- **Problem statement**
Print every entry word for word, but omit the pictures.
<<<<
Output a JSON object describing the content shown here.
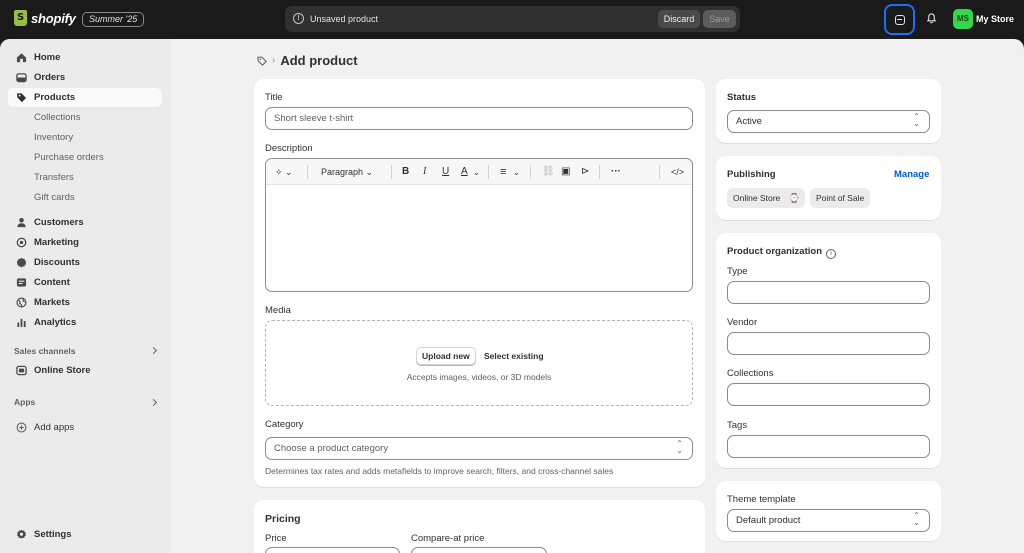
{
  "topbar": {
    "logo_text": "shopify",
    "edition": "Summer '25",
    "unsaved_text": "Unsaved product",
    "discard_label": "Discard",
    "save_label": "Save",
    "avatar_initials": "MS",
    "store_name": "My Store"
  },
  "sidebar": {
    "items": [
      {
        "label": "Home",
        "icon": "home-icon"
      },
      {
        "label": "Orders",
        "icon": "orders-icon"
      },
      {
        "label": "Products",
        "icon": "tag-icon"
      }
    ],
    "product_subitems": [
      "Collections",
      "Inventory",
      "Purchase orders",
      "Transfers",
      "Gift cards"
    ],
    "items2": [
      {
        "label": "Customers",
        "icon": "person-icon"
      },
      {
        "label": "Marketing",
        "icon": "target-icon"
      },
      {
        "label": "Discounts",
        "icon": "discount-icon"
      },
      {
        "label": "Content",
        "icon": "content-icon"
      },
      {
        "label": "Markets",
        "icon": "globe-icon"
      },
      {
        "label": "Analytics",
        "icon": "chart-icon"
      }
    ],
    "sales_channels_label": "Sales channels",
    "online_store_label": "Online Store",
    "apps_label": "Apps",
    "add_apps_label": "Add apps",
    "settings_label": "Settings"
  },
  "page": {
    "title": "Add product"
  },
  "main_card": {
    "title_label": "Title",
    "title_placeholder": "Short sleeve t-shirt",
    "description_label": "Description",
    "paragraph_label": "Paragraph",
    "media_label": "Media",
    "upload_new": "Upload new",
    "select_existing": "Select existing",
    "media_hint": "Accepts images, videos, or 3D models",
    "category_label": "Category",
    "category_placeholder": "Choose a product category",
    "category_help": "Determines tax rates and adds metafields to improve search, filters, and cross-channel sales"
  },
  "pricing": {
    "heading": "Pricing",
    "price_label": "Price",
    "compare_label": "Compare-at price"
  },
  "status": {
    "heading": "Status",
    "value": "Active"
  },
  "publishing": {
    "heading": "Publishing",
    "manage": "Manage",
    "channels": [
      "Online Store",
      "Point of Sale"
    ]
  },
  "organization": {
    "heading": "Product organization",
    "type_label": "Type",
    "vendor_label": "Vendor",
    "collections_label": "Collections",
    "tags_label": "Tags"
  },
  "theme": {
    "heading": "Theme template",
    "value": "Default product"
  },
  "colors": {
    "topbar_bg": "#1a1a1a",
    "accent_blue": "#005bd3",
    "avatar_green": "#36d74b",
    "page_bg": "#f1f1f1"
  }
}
>>>>
- **Complete output**
Output a JSON object describing the content shown here.
{
  "topbar": {
    "logo_text": "shopify",
    "edition": "Summer '25",
    "unsaved_text": "Unsaved product",
    "discard_label": "Discard",
    "save_label": "Save",
    "avatar_initials": "MS",
    "store_name": "My Store"
  },
  "sidebar": {
    "items": [
      {
        "label": "Home",
        "icon": "home-icon"
      },
      {
        "label": "Orders",
        "icon": "orders-icon"
      },
      {
        "label": "Products",
        "icon": "tag-icon"
      }
    ],
    "product_subitems": [
      "Collections",
      "Inventory",
      "Purchase orders",
      "Transfers",
      "Gift cards"
    ],
    "items2": [
      {
        "label": "Customers",
        "icon": "person-icon"
      },
      {
        "label": "Marketing",
        "icon": "target-icon"
      },
      {
        "label": "Discounts",
        "icon": "discount-icon"
      },
      {
        "label": "Content",
        "icon": "content-icon"
      },
      {
        "label": "Markets",
        "icon": "globe-icon"
      },
      {
        "label": "Analytics",
        "icon": "chart-icon"
      }
    ],
    "sales_channels_label": "Sales channels",
    "online_store_label": "Online Store",
    "apps_label": "Apps",
    "add_apps_label": "Add apps",
    "settings_label": "Settings"
  },
  "page": {
    "title": "Add product"
  },
  "main_card": {
    "title_label": "Title",
    "title_placeholder": "Short sleeve t-shirt",
    "description_label": "Description",
    "paragraph_label": "Paragraph",
    "media_label": "Media",
    "upload_new": "Upload new",
    "select_existing": "Select existing",
    "media_hint": "Accepts images, videos, or 3D models",
    "category_label": "Category",
    "category_placeholder": "Choose a product category",
    "category_help": "Determines tax rates and adds metafields to improve search, filters, and cross-channel sales"
  },
  "pricing": {
    "heading": "Pricing",
    "price_label": "Price",
    "compare_label": "Compare-at price"
  },
  "status": {
    "heading": "Status",
    "value": "Active"
  },
  "publishing": {
    "heading": "Publishing",
    "manage": "Manage",
    "channels": [
      "Online Store",
      "Point of Sale"
    ]
  },
  "organization": {
    "heading": "Product organization",
    "type_label": "Type",
    "vendor_label": "Vendor",
    "collections_label": "Collections",
    "tags_label": "Tags"
  },
  "theme": {
    "heading": "Theme template",
    "value": "Default product"
  },
  "colors": {
    "topbar_bg": "#1a1a1a",
    "accent_blue": "#005bd3",
    "avatar_green": "#36d74b",
    "page_bg": "#f1f1f1"
  }
}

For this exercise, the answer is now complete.